Task description
Look through the material below. Copy every line with the string "this" in it.

Records from a data collection:

···

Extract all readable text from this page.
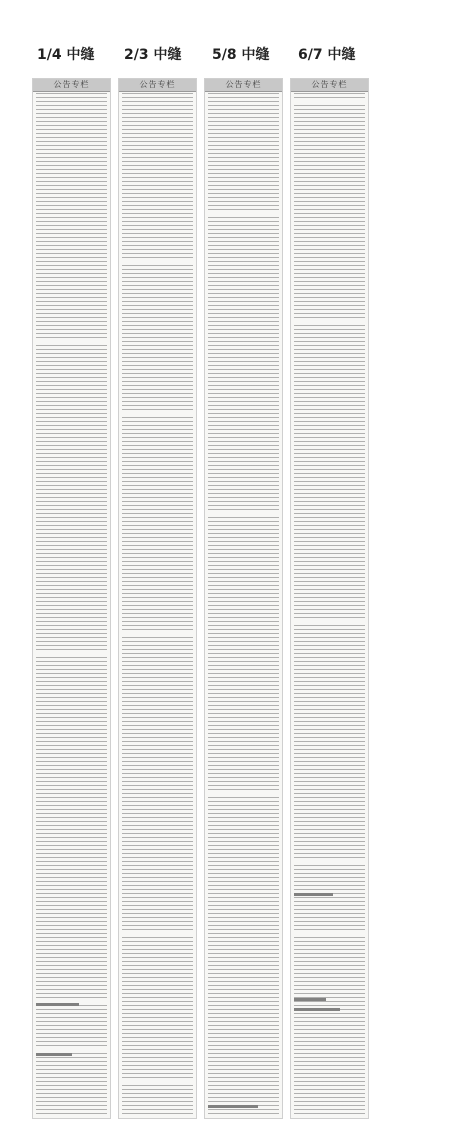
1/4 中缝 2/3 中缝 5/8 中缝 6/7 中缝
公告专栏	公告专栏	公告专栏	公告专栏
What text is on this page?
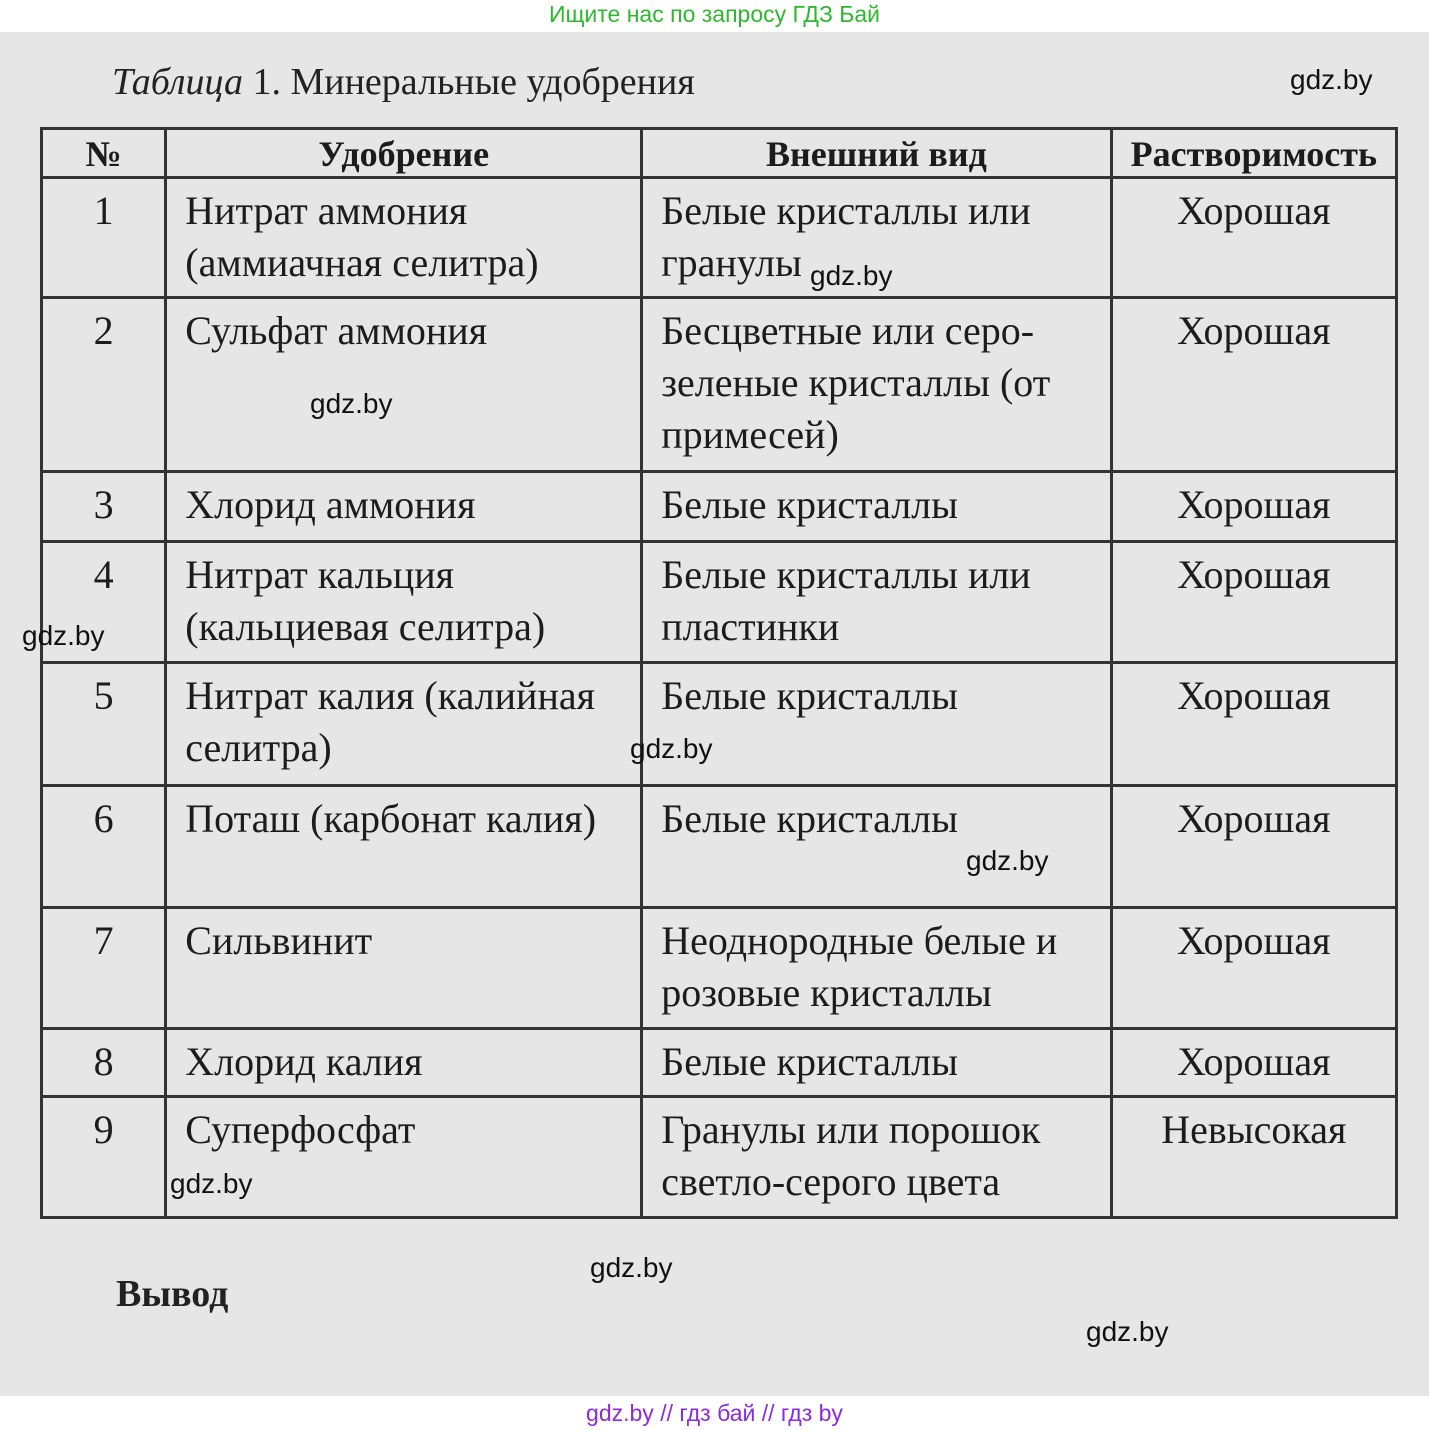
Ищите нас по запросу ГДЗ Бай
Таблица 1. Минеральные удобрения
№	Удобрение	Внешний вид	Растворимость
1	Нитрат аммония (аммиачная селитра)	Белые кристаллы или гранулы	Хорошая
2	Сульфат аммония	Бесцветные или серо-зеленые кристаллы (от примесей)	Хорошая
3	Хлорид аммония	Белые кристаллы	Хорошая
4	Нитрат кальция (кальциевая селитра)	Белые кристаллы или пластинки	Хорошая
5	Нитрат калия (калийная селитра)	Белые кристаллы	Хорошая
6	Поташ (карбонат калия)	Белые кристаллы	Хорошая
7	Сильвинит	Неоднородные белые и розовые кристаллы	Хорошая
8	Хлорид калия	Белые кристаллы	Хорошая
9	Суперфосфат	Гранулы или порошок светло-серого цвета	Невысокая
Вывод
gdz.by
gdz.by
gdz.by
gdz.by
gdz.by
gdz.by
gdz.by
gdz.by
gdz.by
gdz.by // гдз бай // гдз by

···

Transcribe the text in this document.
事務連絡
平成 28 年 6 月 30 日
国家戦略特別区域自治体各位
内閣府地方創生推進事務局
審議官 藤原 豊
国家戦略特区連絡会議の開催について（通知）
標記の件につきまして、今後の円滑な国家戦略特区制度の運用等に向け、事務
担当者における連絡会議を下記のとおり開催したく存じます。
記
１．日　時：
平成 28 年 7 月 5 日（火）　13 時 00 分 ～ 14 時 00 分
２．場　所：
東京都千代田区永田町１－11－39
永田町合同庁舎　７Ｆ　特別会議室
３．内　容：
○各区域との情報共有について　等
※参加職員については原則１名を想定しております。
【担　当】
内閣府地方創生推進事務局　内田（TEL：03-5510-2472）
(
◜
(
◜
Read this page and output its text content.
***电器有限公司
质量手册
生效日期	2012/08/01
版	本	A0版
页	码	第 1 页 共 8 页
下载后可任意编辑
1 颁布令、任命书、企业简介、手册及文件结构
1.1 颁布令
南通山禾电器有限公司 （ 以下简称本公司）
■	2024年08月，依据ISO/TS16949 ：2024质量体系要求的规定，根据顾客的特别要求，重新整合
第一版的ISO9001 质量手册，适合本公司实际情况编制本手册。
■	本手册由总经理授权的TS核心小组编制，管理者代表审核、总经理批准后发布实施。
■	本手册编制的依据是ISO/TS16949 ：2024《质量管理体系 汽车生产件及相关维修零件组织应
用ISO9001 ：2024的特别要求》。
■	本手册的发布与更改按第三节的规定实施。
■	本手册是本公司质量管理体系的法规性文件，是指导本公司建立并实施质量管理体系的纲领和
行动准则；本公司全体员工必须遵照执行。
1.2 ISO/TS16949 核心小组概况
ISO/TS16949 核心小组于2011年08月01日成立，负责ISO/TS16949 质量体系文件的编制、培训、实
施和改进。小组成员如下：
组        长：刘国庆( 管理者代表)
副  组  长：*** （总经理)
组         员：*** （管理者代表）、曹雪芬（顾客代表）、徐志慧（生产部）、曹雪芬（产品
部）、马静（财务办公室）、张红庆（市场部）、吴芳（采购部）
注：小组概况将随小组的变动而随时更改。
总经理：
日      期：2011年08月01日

···

Full answer
Extract all readable text from this page.
What text is on this page?
Transcribe the text in this document.
Read this page and output its text content.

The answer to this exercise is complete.